Reproduce the records below in full and word for word, excluding pictures.

_____

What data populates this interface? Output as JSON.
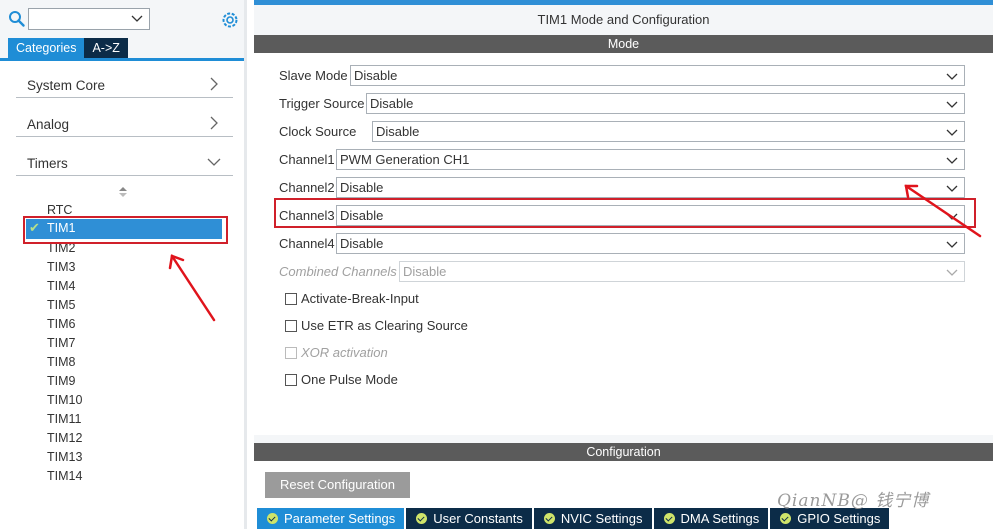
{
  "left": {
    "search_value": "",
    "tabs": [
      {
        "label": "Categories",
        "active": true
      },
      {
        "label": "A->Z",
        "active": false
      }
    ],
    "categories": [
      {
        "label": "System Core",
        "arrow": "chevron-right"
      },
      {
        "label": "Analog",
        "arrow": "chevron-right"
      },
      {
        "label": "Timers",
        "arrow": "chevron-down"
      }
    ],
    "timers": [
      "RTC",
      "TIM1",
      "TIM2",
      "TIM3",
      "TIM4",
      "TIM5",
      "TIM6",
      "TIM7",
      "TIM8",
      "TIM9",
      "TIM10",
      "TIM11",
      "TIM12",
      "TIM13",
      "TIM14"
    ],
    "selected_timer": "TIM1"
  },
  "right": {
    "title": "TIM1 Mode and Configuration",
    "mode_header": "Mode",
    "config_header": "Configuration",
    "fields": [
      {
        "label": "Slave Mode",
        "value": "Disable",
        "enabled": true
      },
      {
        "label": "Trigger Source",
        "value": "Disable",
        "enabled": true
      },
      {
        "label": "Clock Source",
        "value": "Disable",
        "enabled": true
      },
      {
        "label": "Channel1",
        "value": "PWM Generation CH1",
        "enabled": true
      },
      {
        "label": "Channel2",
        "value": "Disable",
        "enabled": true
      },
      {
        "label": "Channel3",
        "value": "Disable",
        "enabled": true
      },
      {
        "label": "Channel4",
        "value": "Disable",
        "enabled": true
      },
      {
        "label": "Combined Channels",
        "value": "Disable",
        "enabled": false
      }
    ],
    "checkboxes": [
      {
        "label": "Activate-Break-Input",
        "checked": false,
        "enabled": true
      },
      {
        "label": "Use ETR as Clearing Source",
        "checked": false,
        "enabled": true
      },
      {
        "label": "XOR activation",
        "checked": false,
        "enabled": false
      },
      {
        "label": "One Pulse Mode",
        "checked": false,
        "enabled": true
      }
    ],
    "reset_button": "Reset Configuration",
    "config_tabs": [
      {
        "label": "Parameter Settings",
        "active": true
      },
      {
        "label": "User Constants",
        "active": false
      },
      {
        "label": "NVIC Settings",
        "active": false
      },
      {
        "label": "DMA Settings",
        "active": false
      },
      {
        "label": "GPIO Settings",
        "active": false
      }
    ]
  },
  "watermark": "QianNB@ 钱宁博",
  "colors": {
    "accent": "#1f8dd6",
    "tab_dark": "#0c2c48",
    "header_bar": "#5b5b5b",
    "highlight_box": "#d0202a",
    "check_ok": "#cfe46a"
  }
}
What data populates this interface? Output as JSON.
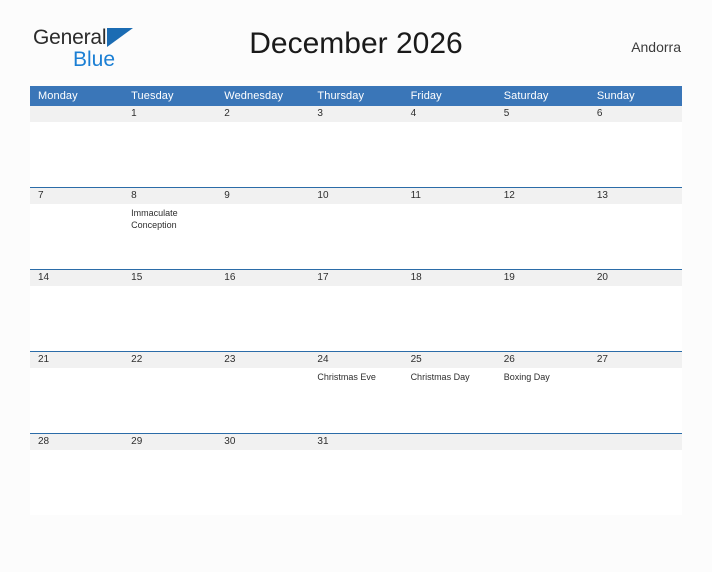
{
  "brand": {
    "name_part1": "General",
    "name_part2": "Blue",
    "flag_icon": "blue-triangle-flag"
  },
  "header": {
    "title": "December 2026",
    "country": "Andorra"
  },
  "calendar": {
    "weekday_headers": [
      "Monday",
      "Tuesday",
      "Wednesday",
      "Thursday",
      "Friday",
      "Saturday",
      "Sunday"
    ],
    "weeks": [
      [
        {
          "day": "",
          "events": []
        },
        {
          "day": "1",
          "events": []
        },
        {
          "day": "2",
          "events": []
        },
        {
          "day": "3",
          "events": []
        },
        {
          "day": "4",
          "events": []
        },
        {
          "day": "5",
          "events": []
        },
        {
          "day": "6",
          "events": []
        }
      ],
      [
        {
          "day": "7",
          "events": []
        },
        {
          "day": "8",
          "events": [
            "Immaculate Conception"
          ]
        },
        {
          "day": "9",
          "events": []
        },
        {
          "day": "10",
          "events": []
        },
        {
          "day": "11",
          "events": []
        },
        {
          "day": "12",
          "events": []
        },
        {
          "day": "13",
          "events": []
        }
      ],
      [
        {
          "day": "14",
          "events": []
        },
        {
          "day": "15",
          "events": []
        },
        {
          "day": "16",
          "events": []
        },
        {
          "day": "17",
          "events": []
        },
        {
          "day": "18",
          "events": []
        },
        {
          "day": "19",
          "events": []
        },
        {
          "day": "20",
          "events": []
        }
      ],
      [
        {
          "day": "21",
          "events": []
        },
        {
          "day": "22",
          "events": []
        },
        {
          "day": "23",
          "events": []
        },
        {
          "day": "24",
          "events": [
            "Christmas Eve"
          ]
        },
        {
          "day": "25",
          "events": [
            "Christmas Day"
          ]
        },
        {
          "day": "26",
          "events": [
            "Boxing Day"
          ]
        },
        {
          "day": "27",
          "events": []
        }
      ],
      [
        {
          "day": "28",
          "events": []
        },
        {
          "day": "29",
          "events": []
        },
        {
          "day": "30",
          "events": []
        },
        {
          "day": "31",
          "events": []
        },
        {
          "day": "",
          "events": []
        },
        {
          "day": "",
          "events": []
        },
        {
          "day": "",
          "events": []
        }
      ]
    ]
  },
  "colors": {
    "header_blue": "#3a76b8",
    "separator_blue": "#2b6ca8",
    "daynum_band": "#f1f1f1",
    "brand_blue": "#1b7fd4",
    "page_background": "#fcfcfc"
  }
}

_____

▶ **Result of this exercise**
What data populates this interface? Output as JSON.
{
  "left": {
    "search_value": "",
    "tabs": [
      {
        "label": "Categories",
        "active": true
      },
      {
        "label": "A->Z",
        "active": false
      }
    ],
    "categories": [
      {
        "label": "System Core",
        "arrow": "chevron-right"
      },
      {
        "label": "Analog",
        "arrow": "chevron-right"
      },
      {
        "label": "Timers",
        "arrow": "chevron-down"
      }
    ],
    "timers": [
      "RTC",
      "TIM1",
      "TIM2",
      "TIM3",
      "TIM4",
      "TIM5",
      "TIM6",
      "TIM7",
      "TIM8",
      "TIM9",
      "TIM10",
      "TIM11",
      "TIM12",
      "TIM13",
      "TIM14"
    ],
    "selected_timer": "TIM1"
  },
  "right": {
    "title": "TIM1 Mode and Configuration",
    "mode_header": "Mode",
    "config_header": "Configuration",
    "fields": [
      {
        "label": "Slave Mode",
        "value": "Disable",
        "enabled": true
      },
      {
        "label": "Trigger Source",
        "value": "Disable",
        "enabled": true
      },
      {
        "label": "Clock Source",
        "value": "Disable",
        "enabled": true
      },
      {
        "label": "Channel1",
        "value": "PWM Generation CH1",
        "enabled": true
      },
      {
        "label": "Channel2",
        "value": "Disable",
        "enabled": true
      },
      {
        "label": "Channel3",
        "value": "Disable",
        "enabled": true
      },
      {
        "label": "Channel4",
        "value": "Disable",
        "enabled": true
      },
      {
        "label": "Combined Channels",
        "value": "Disable",
        "enabled": false
      }
    ],
    "checkboxes": [
      {
        "label": "Activate-Break-Input",
        "checked": false,
        "enabled": true
      },
      {
        "label": "Use ETR as Clearing Source",
        "checked": false,
        "enabled": true
      },
      {
        "label": "XOR activation",
        "checked": false,
        "enabled": false
      },
      {
        "label": "One Pulse Mode",
        "checked": false,
        "enabled": true
      }
    ],
    "reset_button": "Reset Configuration",
    "config_tabs": [
      {
        "label": "Parameter Settings",
        "active": true
      },
      {
        "label": "User Constants",
        "active": false
      },
      {
        "label": "NVIC Settings",
        "active": false
      },
      {
        "label": "DMA Settings",
        "active": false
      },
      {
        "label": "GPIO Settings",
        "active": false
      }
    ]
  },
  "watermark": "QianNB@ 钱宁博",
  "colors": {
    "accent": "#1f8dd6",
    "tab_dark": "#0c2c48",
    "header_bar": "#5b5b5b",
    "highlight_box": "#d0202a",
    "check_ok": "#cfe46a"
  }
}
What data populates this interface? Output as JSON.
{
  "brand": {
    "name_part1": "General",
    "name_part2": "Blue",
    "flag_icon": "blue-triangle-flag"
  },
  "header": {
    "title": "December 2026",
    "country": "Andorra"
  },
  "calendar": {
    "weekday_headers": [
      "Monday",
      "Tuesday",
      "Wednesday",
      "Thursday",
      "Friday",
      "Saturday",
      "Sunday"
    ],
    "weeks": [
      [
        {
          "day": "",
          "events": []
        },
        {
          "day": "1",
          "events": []
        },
        {
          "day": "2",
          "events": []
        },
        {
          "day": "3",
          "events": []
        },
        {
          "day": "4",
          "events": []
        },
        {
          "day": "5",
          "events": []
        },
        {
          "day": "6",
          "events": []
        }
      ],
      [
        {
          "day": "7",
          "events": []
        },
        {
          "day": "8",
          "events": [
            "Immaculate Conception"
          ]
        },
        {
          "day": "9",
          "events": []
        },
        {
          "day": "10",
          "events": []
        },
        {
          "day": "11",
          "events": []
        },
        {
          "day": "12",
          "events": []
        },
        {
          "day": "13",
          "events": []
        }
      ],
      [
        {
          "day": "14",
          "events": []
        },
        {
          "day": "15",
          "events": []
        },
        {
          "day": "16",
          "events": []
        },
        {
          "day": "17",
          "events": []
        },
        {
          "day": "18",
          "events": []
        },
        {
          "day": "19",
          "events": []
        },
        {
          "day": "20",
          "events": []
        }
      ],
      [
        {
          "day": "21",
          "events": []
        },
        {
          "day": "22",
          "events": []
        },
        {
          "day": "23",
          "events": []
        },
        {
          "day": "24",
          "events": [
            "Christmas Eve"
          ]
        },
        {
          "day": "25",
          "events": [
            "Christmas Day"
          ]
        },
        {
          "day": "26",
          "events": [
            "Boxing Day"
          ]
        },
        {
          "day": "27",
          "events": []
        }
      ],
      [
        {
          "day": "28",
          "events": []
        },
        {
          "day": "29",
          "events": []
        },
        {
          "day": "30",
          "events": []
        },
        {
          "day": "31",
          "events": []
        },
        {
          "day": "",
          "events": []
        },
        {
          "day": "",
          "events": []
        },
        {
          "day": "",
          "events": []
        }
      ]
    ]
  },
  "colors": {
    "header_blue": "#3a76b8",
    "separator_blue": "#2b6ca8",
    "daynum_band": "#f1f1f1",
    "brand_blue": "#1b7fd4",
    "page_background": "#fcfcfc"
  }
}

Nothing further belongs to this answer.